"""

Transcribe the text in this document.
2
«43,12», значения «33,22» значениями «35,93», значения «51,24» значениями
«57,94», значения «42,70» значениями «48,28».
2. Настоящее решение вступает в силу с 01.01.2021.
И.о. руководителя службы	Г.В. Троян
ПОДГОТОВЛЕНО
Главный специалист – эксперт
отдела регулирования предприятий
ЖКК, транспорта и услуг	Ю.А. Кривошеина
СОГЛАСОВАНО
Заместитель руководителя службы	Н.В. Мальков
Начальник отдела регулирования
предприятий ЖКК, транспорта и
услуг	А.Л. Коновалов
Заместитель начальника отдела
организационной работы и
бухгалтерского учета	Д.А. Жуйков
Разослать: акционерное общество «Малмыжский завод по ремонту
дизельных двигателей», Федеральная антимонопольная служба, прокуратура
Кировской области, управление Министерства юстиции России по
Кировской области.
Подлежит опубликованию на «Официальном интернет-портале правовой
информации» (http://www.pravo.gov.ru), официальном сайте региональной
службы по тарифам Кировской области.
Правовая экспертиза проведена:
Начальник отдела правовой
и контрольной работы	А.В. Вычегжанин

"""

TASK TO CARRY OUT: Return only the count of lines in the records that hold the word "отдела".

SOLUTION: 4